* [Extracted data]
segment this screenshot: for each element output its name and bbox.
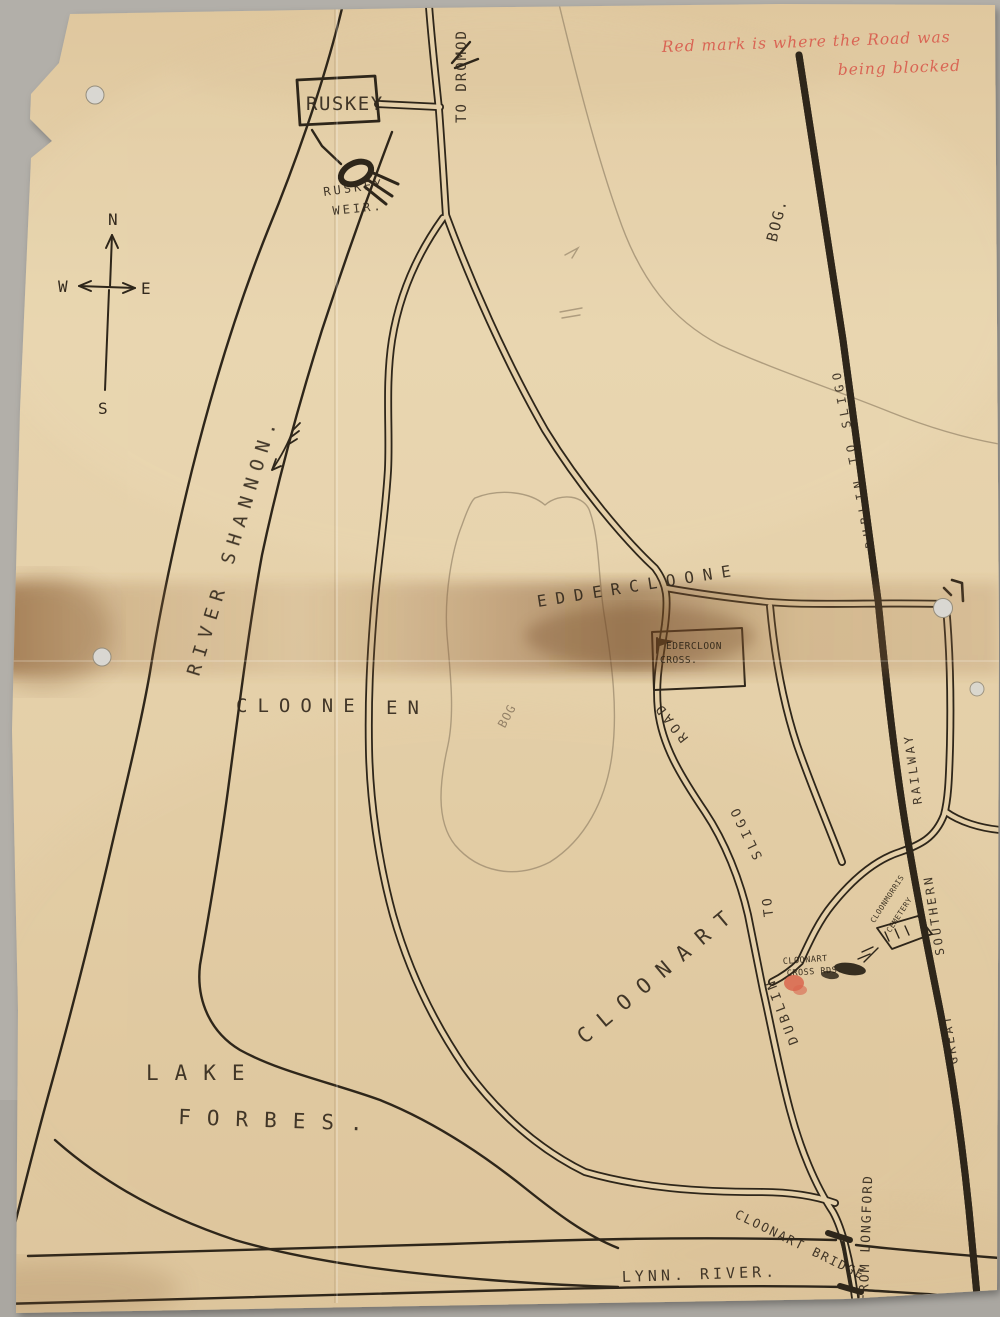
edercloon-cross-label-2: CROSS. bbox=[660, 655, 697, 666]
clooneen-label-1: CLOONE bbox=[236, 695, 365, 717]
clooneen-label-2: EN bbox=[386, 697, 429, 719]
to-dromod-label: TO DROMOD bbox=[454, 29, 470, 123]
map-photo: RUSKEY TO DROMOD RUSKEY WEIR. RIVER SHAN… bbox=[0, 0, 1000, 1317]
road-to-label: TO bbox=[760, 894, 778, 917]
lake-label-1: LAKE bbox=[146, 1061, 261, 1085]
ruskey-label: RUSKEY bbox=[306, 93, 384, 115]
map-svg: RUSKEY TO DROMOD RUSKEY WEIR. RIVER SHAN… bbox=[0, 0, 1000, 1317]
edercloon-cross-label-1: EDERCLOON bbox=[666, 641, 722, 652]
compass-south-label: S bbox=[98, 399, 108, 418]
compass-east-label: E bbox=[141, 279, 151, 298]
compass-west-label: W bbox=[58, 277, 68, 296]
compass-north-label: N bbox=[108, 210, 118, 229]
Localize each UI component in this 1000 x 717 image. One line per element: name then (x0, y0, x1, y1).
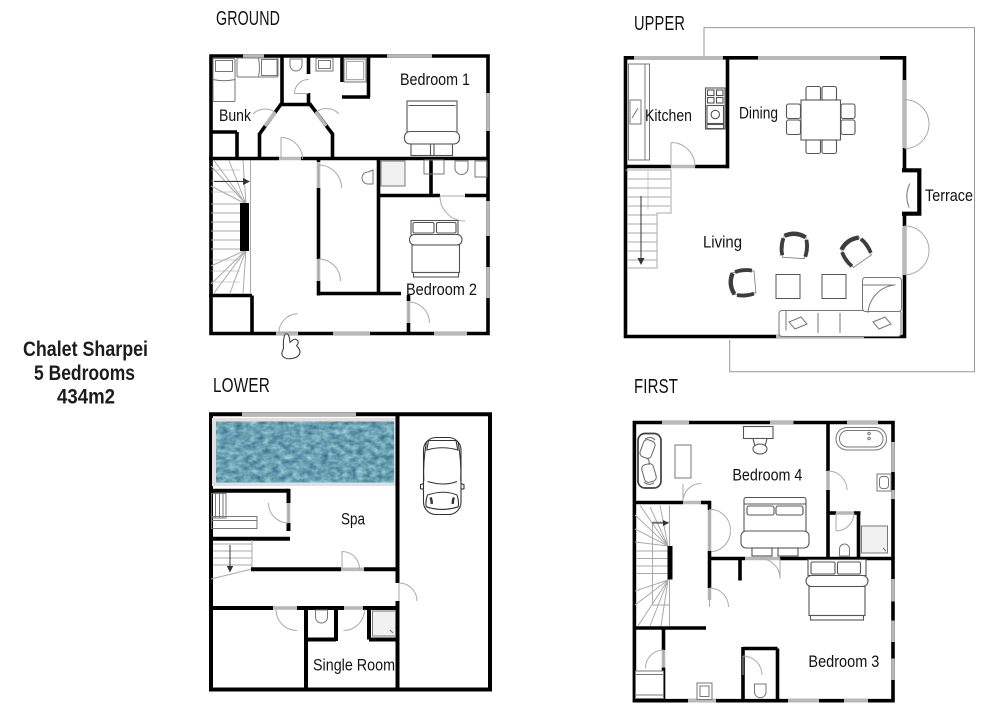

* [Required work]
Please quote the data word for word, from its first line through the line that contains "compass-south-label: S bbox=[98, 399, 108, 418]", both ends included, and leave the pictures out of your answer.

* [Completed task]
segment this screenshot: for each element output its name and bbox.
edercloon-cross-label-2: CROSS. bbox=[660, 655, 697, 666]
clooneen-label-1: CLOONE bbox=[236, 695, 365, 717]
clooneen-label-2: EN bbox=[386, 697, 429, 719]
to-dromod-label: TO DROMOD bbox=[454, 29, 470, 123]
map-photo: RUSKEY TO DROMOD RUSKEY WEIR. RIVER SHAN… bbox=[0, 0, 1000, 1317]
road-to-label: TO bbox=[760, 894, 778, 917]
lake-label-1: LAKE bbox=[146, 1061, 261, 1085]
ruskey-label: RUSKEY bbox=[306, 93, 384, 115]
map-svg: RUSKEY TO DROMOD RUSKEY WEIR. RIVER SHAN… bbox=[0, 0, 1000, 1317]
edercloon-cross-label-1: EDERCLOON bbox=[666, 641, 722, 652]
compass-south-label: S bbox=[98, 399, 108, 418]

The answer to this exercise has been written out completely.